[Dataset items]
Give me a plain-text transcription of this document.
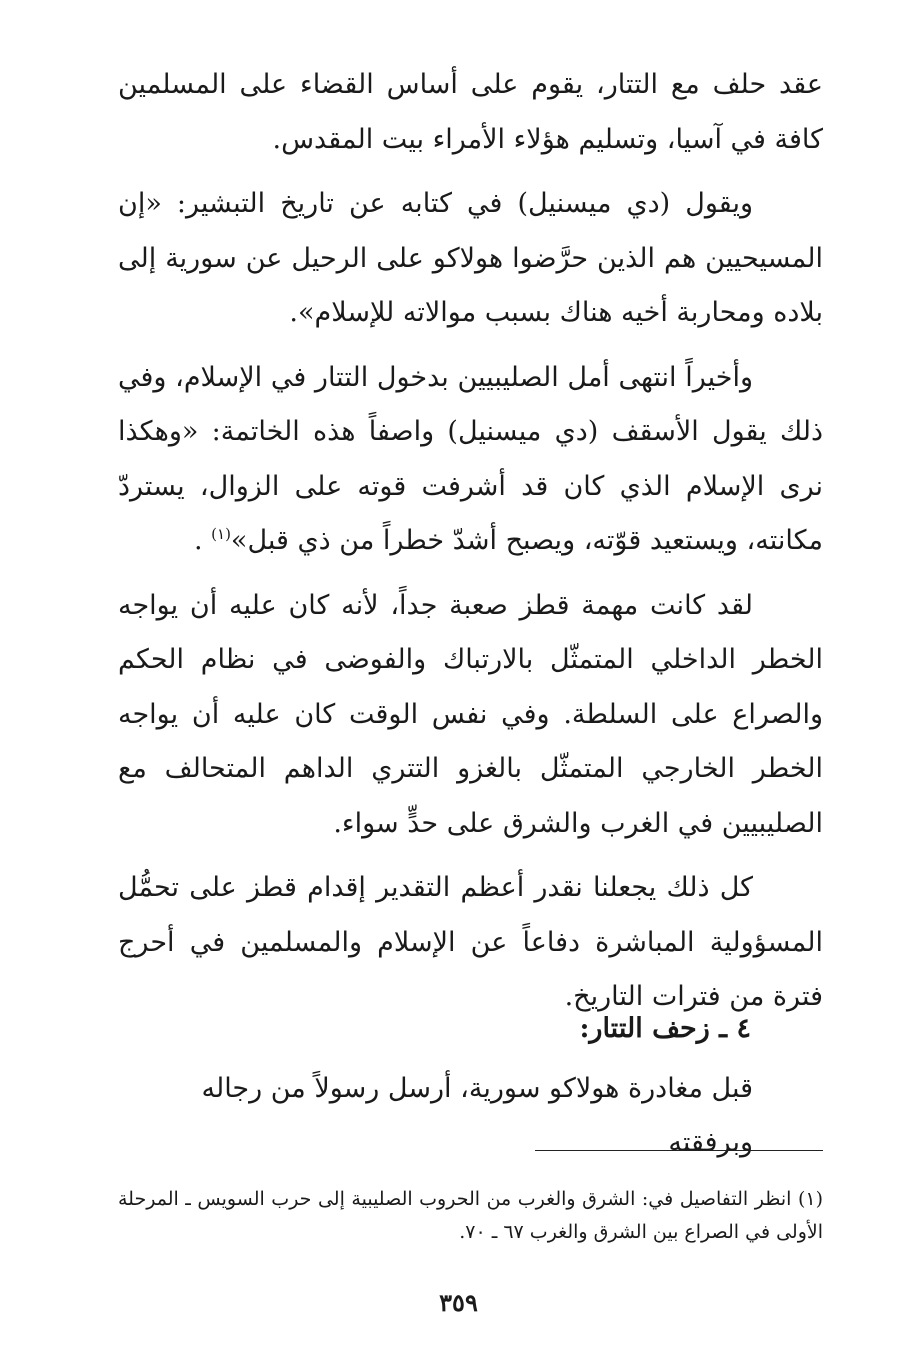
عقد حلف مع التتار، يقوم على أساس القضاء على المسلمين كافة في آسيا، وتسليم هؤلاء الأمراء بيت المقدس.

ويقول (دي ميسنيل) في كتابه عن تاريخ التبشير: «إن المسيحيين هم الذين حرَّضوا هولاكو على الرحيل عن سورية إلى بلاده ومحاربة أخيه هناك بسبب موالاته للإسلام».

وأخيراً انتهى أمل الصليبيين بدخول التتار في الإسلام، وفي ذلك يقول الأسقف (دي ميسنيل) واصفاً هذه الخاتمة: «وهكذا نرى الإسلام الذي كان قد أشرفت قوته على الزوال، يستردّ مكانته، ويستعيد قوّته، ويصبح أشدّ خطراً من ذي قبل»$^{(١)}$ .

لقد كانت مهمة قطز صعبة جداً، لأنه كان عليه أن يواجه الخطر الداخلي المتمثّل بالارتباك والفوضى في نظام الحكم والصراع على السلطة. وفي نفس الوقت كان عليه أن يواجه الخطر الخارجي المتمثّل بالغزو التتري الداهم المتحالف مع الصليبيين في الغرب والشرق على حدٍّ سواء.

كل ذلك يجعلنا نقدر أعظم التقدير إقدام قطز على تحمُّل المسؤولية المباشرة دفاعاً عن الإسلام والمسلمين في أحرج فترة من فترات التاريخ.

٤ ـ زحف التتار:

قبل مغادرة هولاكو سورية، أرسل رسولاً من رجاله وبرفقته

(١) انظر التفاصيل في: الشرق والغرب من الحروب الصليبية إلى حرب السويس ـ المرحلة الأولى في الصراع بين الشرق والغرب ٦٧ ـ ٧٠.

٣٥٩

▶ _Stated task_
Without the pictures, repeat all the records word for word.

▶ _Answer in full_
Give me a plain-text transcription of this document.
عقد حلف مع التتار، يقوم على أساس القضاء على المسلمين كافة في آسيا، وتسليم هؤلاء الأمراء بيت المقدس.

ويقول (دي ميسنيل) في كتابه عن تاريخ التبشير: «إن المسيحيين هم الذين حرَّضوا هولاكو على الرحيل عن سورية إلى بلاده ومحاربة أخيه هناك بسبب موالاته للإسلام».

وأخيراً انتهى أمل الصليبيين بدخول التتار في الإسلام، وفي ذلك يقول الأسقف (دي ميسنيل) واصفاً هذه الخاتمة: «وهكذا نرى الإسلام الذي كان قد أشرفت قوته على الزوال، يستردّ مكانته، ويستعيد قوّته، ويصبح أشدّ خطراً من ذي قبل»$^{(١)}$ .

لقد كانت مهمة قطز صعبة جداً، لأنه كان عليه أن يواجه الخطر الداخلي المتمثّل بالارتباك والفوضى في نظام الحكم والصراع على السلطة. وفي نفس الوقت كان عليه أن يواجه الخطر الخارجي المتمثّل بالغزو التتري الداهم المتحالف مع الصليبيين في الغرب والشرق على حدٍّ سواء.

كل ذلك يجعلنا نقدر أعظم التقدير إقدام قطز على تحمُّل المسؤولية المباشرة دفاعاً عن الإسلام والمسلمين في أحرج فترة من فترات التاريخ.

٤ ـ زحف التتار:

قبل مغادرة هولاكو سورية، أرسل رسولاً من رجاله وبرفقته

(١) انظر التفاصيل في: الشرق والغرب من الحروب الصليبية إلى حرب السويس ـ المرحلة الأولى في الصراع بين الشرق والغرب ٦٧ ـ ٧٠.

٣٥٩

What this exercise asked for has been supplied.